DIRECTIONS:
Identify and pull out each line of the entries in which "электроснабжение" occurs.

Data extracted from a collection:

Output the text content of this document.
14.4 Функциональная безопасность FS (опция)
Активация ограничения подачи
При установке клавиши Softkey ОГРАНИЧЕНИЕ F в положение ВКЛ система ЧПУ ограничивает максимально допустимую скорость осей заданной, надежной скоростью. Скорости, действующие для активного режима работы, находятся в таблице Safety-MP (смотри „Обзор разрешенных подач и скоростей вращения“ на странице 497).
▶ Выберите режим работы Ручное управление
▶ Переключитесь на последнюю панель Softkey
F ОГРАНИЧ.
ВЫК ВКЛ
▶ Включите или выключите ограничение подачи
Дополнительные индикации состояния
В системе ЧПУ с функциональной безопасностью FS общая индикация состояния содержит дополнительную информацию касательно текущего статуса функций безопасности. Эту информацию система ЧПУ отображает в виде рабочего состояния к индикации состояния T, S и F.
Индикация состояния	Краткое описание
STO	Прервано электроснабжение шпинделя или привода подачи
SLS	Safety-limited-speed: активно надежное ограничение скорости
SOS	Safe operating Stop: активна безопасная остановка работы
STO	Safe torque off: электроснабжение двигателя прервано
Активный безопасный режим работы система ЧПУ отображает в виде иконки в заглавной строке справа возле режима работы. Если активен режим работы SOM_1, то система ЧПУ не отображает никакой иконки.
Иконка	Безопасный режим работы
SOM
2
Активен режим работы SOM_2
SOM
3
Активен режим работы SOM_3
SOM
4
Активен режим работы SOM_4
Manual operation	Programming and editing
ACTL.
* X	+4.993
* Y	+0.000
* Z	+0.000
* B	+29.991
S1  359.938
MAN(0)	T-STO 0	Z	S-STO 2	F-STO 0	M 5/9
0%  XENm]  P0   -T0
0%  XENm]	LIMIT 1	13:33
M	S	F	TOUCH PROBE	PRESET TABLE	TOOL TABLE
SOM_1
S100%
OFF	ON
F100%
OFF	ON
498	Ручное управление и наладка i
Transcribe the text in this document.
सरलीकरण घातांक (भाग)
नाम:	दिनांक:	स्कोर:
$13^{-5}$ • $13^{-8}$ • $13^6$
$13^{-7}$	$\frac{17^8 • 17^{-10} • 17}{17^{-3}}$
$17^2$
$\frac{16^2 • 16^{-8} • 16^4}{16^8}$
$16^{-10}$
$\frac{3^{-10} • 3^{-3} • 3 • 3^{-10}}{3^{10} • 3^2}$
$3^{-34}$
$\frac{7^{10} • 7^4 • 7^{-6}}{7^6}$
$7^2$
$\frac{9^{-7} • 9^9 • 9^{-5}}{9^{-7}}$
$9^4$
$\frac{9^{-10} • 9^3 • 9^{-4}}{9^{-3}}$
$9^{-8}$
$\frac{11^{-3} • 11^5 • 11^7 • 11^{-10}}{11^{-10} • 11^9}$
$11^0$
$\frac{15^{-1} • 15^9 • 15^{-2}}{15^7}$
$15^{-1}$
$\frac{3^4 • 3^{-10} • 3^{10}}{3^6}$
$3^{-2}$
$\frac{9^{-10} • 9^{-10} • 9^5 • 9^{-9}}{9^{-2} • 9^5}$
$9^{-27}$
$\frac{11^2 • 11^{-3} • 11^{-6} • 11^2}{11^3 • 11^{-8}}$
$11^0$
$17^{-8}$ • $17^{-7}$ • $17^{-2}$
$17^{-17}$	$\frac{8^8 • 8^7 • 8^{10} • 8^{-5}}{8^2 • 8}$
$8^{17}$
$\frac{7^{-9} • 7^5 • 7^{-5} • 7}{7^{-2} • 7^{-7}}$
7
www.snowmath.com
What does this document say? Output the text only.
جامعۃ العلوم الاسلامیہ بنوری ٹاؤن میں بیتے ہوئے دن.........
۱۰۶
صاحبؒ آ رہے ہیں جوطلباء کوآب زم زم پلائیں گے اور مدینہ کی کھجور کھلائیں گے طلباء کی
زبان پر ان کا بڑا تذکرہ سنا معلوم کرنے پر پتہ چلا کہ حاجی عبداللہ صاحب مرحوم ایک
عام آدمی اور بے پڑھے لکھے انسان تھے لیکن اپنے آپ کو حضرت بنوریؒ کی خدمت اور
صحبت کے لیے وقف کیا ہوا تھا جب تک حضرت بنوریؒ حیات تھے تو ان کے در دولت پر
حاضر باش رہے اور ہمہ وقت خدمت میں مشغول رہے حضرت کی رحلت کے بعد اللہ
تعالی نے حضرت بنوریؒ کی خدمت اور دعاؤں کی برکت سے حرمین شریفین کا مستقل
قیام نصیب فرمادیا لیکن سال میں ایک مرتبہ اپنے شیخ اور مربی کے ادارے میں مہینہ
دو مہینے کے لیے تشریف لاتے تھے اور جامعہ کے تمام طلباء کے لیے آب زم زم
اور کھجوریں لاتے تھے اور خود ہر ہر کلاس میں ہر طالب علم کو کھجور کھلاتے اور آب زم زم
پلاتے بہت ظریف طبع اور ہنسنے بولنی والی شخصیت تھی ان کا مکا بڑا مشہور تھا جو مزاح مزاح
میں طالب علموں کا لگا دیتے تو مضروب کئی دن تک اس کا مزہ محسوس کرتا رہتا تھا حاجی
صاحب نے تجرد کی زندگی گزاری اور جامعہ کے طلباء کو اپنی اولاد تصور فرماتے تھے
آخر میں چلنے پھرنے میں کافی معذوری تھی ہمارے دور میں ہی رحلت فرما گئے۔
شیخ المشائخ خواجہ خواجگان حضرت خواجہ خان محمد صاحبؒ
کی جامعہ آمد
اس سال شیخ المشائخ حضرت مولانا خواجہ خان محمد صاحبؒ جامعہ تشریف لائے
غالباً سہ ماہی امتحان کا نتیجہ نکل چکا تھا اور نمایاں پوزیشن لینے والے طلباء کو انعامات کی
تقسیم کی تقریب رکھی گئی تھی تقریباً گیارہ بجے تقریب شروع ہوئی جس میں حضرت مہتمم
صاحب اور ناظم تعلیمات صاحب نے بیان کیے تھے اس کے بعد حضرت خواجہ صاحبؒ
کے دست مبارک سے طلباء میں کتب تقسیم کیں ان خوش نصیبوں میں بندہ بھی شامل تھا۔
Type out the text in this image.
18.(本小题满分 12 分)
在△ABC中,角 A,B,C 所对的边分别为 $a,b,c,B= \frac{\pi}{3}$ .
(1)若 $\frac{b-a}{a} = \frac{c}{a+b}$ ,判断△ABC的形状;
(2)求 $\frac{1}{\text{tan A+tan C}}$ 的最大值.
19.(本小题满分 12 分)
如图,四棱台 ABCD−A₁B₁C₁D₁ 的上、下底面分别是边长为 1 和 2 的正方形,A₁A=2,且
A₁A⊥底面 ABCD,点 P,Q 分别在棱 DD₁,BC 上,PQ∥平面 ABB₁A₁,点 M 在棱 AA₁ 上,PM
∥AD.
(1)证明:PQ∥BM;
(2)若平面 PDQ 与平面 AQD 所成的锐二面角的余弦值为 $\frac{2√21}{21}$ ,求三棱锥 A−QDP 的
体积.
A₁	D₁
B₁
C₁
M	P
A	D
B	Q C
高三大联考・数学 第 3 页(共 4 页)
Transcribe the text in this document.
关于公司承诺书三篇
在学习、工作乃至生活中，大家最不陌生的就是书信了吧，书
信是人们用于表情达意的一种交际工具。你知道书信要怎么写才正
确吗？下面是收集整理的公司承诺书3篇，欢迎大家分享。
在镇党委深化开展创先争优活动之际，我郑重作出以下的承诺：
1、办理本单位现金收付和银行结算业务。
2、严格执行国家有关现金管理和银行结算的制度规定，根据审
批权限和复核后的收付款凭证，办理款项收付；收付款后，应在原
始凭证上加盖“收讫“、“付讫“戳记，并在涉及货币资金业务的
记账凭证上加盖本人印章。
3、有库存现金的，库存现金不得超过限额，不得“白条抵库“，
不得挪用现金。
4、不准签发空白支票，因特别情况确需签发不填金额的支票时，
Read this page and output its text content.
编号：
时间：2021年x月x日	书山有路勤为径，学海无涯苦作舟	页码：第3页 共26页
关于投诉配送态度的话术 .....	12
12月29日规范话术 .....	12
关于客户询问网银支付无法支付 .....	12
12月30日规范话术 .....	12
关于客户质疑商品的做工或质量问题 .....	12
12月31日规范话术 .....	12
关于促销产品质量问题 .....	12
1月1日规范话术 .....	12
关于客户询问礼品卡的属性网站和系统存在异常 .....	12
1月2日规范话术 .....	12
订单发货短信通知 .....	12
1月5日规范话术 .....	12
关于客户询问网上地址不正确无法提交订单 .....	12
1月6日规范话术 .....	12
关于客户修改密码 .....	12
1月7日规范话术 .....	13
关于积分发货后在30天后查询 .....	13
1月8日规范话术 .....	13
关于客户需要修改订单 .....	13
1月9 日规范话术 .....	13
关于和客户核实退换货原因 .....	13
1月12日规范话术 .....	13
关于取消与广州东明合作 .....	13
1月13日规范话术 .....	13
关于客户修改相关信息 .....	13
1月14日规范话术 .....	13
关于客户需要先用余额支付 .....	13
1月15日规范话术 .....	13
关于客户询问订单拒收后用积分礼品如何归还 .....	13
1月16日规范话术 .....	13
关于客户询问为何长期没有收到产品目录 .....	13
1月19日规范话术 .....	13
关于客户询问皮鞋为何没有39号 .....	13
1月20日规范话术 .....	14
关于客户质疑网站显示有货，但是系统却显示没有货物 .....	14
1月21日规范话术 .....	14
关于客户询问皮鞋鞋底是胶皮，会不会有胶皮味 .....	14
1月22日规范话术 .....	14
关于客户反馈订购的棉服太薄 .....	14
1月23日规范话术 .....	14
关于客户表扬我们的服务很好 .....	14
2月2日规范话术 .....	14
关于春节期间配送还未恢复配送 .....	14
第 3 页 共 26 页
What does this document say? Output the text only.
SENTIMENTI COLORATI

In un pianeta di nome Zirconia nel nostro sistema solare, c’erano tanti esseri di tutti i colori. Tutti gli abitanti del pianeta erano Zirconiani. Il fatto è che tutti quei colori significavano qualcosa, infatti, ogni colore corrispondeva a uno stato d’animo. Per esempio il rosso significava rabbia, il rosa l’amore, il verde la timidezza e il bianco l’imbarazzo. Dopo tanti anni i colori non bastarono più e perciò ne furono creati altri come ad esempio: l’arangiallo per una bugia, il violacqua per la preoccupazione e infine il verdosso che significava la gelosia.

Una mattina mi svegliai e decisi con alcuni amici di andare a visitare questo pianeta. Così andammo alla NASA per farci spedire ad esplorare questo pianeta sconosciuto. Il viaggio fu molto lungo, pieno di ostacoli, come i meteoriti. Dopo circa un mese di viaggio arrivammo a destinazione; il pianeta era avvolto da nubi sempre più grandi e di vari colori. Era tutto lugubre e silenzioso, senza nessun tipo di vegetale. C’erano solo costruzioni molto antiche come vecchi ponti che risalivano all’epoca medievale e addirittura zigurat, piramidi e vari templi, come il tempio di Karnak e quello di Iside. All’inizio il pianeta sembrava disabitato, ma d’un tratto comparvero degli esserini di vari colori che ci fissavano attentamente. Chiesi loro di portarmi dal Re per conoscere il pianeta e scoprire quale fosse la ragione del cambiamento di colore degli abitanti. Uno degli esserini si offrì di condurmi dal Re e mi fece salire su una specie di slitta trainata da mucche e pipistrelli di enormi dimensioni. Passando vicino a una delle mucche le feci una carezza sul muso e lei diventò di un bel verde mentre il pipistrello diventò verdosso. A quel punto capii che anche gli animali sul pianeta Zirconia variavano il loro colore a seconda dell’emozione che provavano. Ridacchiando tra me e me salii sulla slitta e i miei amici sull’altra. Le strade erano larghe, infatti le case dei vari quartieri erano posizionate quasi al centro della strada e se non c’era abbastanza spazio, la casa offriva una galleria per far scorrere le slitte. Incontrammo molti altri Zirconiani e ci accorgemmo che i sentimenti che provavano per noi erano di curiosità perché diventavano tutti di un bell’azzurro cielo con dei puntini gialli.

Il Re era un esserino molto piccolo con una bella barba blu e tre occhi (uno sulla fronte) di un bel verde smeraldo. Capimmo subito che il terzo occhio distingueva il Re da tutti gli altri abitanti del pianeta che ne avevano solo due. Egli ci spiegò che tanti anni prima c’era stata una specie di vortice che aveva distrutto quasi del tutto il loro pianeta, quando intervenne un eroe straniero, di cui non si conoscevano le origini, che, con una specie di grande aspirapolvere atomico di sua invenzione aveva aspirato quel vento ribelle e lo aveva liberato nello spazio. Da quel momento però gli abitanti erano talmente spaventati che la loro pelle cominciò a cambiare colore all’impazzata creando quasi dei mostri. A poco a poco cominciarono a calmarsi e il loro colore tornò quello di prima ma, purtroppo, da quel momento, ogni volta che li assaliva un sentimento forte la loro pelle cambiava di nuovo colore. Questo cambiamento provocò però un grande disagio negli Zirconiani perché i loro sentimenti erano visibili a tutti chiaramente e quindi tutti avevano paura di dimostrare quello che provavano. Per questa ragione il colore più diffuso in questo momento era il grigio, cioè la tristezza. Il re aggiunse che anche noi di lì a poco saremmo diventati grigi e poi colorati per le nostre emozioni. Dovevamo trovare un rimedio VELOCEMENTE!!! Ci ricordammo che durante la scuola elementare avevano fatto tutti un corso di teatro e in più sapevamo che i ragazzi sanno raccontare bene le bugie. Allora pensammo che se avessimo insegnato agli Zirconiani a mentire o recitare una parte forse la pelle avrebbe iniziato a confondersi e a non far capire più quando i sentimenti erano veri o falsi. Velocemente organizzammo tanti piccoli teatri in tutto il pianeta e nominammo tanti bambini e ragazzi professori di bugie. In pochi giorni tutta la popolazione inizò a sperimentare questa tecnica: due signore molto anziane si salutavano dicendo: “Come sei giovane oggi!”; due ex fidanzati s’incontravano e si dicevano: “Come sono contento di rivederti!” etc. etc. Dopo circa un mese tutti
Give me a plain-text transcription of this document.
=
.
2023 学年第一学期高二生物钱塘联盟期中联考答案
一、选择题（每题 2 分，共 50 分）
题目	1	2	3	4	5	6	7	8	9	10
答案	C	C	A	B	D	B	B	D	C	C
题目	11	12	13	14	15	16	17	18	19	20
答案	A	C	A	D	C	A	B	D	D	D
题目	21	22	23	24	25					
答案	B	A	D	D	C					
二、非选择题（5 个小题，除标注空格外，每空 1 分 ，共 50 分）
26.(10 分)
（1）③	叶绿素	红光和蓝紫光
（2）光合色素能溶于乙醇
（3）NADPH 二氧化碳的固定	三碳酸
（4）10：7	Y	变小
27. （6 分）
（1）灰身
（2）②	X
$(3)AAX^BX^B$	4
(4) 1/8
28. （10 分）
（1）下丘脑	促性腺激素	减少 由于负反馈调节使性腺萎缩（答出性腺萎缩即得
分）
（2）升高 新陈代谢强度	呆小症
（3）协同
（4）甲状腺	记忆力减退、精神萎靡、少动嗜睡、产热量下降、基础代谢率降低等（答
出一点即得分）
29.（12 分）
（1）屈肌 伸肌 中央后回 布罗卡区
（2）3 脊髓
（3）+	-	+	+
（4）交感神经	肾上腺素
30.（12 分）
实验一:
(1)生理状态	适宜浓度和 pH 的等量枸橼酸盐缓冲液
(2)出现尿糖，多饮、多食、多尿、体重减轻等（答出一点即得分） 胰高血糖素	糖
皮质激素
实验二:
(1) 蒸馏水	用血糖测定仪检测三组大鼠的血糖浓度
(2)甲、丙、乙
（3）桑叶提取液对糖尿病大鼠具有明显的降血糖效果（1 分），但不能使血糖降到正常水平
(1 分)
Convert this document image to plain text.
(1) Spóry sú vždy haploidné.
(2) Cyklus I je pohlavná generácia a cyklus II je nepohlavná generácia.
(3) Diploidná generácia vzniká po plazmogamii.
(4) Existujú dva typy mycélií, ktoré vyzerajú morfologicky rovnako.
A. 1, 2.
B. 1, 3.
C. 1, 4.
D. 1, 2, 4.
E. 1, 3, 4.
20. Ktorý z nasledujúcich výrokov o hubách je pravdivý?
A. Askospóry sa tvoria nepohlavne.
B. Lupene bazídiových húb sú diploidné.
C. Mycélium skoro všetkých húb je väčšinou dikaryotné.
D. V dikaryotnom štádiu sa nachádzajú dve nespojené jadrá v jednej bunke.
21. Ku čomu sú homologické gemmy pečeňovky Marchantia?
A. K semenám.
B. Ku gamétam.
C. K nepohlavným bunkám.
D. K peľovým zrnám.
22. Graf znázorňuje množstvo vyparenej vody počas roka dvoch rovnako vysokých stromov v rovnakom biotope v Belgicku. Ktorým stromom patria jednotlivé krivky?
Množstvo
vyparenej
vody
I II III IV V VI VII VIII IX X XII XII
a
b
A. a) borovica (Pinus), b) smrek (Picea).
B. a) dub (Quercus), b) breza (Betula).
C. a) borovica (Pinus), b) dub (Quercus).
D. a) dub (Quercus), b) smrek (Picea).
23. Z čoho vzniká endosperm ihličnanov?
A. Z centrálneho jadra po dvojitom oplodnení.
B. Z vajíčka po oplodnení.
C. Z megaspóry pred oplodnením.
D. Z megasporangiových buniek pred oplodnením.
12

PROBLEM SOLUTION:
STO	Прервано электроснабжение шпинделя или привода подачи
STO	Safe torque off: электроснабжение двигателя прервано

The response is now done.